• [Your objective] Repeat each line word for word.

• [Dataset content]
++++++

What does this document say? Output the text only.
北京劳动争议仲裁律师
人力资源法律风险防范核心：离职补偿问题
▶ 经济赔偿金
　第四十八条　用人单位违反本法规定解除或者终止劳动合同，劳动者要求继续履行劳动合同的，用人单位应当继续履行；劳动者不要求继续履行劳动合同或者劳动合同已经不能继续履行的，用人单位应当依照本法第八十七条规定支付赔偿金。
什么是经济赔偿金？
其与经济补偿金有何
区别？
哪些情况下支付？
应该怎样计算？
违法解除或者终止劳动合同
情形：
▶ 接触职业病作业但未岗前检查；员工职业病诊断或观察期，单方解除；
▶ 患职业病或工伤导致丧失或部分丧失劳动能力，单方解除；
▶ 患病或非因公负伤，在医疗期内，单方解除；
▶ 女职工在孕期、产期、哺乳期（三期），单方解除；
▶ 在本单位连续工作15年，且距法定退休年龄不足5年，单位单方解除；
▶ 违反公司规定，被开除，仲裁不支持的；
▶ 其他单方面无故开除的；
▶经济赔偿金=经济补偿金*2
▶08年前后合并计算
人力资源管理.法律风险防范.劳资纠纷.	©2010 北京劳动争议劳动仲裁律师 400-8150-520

++++++

• [Completed exercise]
What does this document say? Output the text only.
北京劳动争议仲裁律师
人力资源法律风险防范核心：离职补偿问题
▶ 经济赔偿金
　第四十八条　用人单位违反本法规定解除或者终止劳动合同，劳动者要求继续履行劳动合同的，用人单位应当继续履行；劳动者不要求继续履行劳动合同或者劳动合同已经不能继续履行的，用人单位应当依照本法第八十七条规定支付赔偿金。
什么是经济赔偿金？
其与经济补偿金有何
区别？
哪些情况下支付？
应该怎样计算？
违法解除或者终止劳动合同
情形：
▶ 接触职业病作业但未岗前检查；员工职业病诊断或观察期，单方解除；
▶ 患职业病或工伤导致丧失或部分丧失劳动能力，单方解除；
▶ 患病或非因公负伤，在医疗期内，单方解除；
▶ 女职工在孕期、产期、哺乳期（三期），单方解除；
▶ 在本单位连续工作15年，且距法定退休年龄不足5年，单位单方解除；
▶ 违反公司规定，被开除，仲裁不支持的；
▶ 其他单方面无故开除的；
▶经济赔偿金=经济补偿金*2
▶08年前后合并计算
人力资源管理.法律风险防范.劳资纠纷.	©2010 北京劳动争议劳动仲裁律师 400-8150-520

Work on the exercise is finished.